■ What you will do ■
Below is a block of records. Copy every line in it that contains the word "icon".

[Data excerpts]
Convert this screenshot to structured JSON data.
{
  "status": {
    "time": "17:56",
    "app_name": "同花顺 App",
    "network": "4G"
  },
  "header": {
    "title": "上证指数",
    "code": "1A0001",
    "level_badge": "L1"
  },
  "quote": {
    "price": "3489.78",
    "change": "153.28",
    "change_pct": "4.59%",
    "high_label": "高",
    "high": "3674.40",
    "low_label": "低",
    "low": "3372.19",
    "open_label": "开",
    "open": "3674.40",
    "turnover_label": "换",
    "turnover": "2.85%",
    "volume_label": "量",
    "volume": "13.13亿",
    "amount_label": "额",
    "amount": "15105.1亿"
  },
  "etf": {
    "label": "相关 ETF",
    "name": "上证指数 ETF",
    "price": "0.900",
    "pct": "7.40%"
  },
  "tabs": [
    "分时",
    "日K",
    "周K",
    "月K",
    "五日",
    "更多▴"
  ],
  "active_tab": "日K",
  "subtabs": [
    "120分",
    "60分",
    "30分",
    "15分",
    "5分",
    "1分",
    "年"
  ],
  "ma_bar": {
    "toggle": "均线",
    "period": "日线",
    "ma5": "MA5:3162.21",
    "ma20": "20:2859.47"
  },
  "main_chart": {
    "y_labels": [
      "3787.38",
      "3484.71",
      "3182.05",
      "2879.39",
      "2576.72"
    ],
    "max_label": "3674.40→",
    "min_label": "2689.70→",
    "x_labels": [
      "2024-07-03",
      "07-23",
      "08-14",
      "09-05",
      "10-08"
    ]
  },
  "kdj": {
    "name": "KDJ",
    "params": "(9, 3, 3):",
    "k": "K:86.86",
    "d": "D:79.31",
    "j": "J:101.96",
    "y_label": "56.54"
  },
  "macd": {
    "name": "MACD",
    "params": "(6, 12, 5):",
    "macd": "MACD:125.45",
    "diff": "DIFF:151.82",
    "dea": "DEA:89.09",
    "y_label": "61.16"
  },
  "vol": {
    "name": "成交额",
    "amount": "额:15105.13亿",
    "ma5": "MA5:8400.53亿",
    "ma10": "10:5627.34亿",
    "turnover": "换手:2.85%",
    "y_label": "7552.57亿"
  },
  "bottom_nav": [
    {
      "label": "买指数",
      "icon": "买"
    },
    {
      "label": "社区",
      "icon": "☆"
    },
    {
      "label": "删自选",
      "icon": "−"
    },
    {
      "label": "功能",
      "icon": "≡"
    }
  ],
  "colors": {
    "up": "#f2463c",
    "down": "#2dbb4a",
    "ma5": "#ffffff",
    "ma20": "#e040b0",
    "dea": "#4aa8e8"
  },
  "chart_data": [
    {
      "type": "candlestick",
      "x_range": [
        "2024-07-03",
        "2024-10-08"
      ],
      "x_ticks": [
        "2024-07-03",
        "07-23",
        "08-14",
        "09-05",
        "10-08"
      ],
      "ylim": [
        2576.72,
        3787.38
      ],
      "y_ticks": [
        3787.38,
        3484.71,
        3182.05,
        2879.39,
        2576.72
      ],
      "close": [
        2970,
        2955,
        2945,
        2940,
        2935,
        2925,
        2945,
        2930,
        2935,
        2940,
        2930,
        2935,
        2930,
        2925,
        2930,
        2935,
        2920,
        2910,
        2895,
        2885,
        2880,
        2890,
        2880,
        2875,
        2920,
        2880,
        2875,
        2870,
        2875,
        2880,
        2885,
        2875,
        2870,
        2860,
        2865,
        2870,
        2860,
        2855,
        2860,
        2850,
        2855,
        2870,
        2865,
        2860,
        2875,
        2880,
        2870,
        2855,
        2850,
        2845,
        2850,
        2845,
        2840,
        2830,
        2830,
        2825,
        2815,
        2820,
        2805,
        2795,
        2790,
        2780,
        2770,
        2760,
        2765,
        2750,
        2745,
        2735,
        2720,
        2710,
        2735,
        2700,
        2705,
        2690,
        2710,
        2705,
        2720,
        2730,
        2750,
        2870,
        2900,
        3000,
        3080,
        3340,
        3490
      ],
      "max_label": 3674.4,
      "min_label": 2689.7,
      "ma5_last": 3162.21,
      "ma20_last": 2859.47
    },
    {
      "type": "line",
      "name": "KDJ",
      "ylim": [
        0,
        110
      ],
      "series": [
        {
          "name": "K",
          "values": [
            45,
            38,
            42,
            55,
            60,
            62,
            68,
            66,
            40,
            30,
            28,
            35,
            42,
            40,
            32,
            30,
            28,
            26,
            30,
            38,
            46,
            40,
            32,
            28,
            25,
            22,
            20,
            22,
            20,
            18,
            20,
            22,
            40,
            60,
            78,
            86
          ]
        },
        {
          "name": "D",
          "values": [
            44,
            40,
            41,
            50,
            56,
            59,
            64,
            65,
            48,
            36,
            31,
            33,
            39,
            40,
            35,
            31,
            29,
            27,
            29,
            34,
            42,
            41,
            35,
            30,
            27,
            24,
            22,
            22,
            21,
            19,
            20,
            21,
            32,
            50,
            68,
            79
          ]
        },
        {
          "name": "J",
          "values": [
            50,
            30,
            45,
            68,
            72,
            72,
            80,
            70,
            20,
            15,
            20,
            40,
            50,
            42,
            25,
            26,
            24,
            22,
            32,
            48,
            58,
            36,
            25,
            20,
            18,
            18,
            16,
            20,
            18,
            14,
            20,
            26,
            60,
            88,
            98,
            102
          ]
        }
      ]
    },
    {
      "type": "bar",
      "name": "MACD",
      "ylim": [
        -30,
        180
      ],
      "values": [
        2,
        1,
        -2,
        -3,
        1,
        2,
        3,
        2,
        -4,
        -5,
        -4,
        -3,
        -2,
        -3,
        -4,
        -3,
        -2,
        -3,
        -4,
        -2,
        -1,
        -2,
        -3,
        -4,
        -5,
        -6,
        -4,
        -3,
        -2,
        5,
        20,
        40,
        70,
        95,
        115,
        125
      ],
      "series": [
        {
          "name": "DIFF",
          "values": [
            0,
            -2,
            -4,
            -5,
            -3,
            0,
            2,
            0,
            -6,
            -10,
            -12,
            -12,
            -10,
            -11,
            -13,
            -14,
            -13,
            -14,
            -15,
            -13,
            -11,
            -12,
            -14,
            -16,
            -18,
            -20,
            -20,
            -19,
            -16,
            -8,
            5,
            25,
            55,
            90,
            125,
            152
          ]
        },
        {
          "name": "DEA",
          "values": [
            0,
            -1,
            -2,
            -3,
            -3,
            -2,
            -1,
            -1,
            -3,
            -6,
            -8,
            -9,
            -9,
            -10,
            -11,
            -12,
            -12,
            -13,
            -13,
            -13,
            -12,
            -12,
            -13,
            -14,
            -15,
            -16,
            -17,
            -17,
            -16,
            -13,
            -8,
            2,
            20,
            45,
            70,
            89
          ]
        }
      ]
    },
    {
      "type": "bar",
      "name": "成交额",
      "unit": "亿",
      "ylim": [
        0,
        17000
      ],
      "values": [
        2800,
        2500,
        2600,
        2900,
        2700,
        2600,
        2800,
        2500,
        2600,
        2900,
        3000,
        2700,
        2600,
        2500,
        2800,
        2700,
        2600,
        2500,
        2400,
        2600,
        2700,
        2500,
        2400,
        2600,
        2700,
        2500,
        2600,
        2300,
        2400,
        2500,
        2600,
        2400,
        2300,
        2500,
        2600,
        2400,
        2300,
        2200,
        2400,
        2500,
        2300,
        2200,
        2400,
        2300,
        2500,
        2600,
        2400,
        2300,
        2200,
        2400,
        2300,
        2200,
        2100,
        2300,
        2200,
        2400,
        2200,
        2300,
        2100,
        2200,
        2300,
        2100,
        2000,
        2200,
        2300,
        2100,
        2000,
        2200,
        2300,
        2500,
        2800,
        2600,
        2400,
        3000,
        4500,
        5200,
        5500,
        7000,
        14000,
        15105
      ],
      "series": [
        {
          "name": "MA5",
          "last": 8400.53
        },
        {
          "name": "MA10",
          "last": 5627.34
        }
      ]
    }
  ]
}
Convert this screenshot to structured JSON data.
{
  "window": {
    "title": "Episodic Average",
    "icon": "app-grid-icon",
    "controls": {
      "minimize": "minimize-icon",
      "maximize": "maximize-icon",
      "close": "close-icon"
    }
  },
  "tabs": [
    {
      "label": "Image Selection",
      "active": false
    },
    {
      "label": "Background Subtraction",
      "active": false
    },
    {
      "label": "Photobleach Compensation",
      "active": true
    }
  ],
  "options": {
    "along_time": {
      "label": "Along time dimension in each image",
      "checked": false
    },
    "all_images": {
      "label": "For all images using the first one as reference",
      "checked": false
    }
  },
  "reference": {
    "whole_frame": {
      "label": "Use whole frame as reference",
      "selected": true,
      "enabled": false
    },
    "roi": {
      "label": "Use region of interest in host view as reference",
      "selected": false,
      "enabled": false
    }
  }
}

■ Task answer ■
      "icon": "买"
      "icon": "☆"
      "icon": "−"
      "icon": "≡"
    "icon": "app-grid-icon",
      "minimize": "minimize-icon",
      "maximize": "maximize-icon",
      "close": "close-icon"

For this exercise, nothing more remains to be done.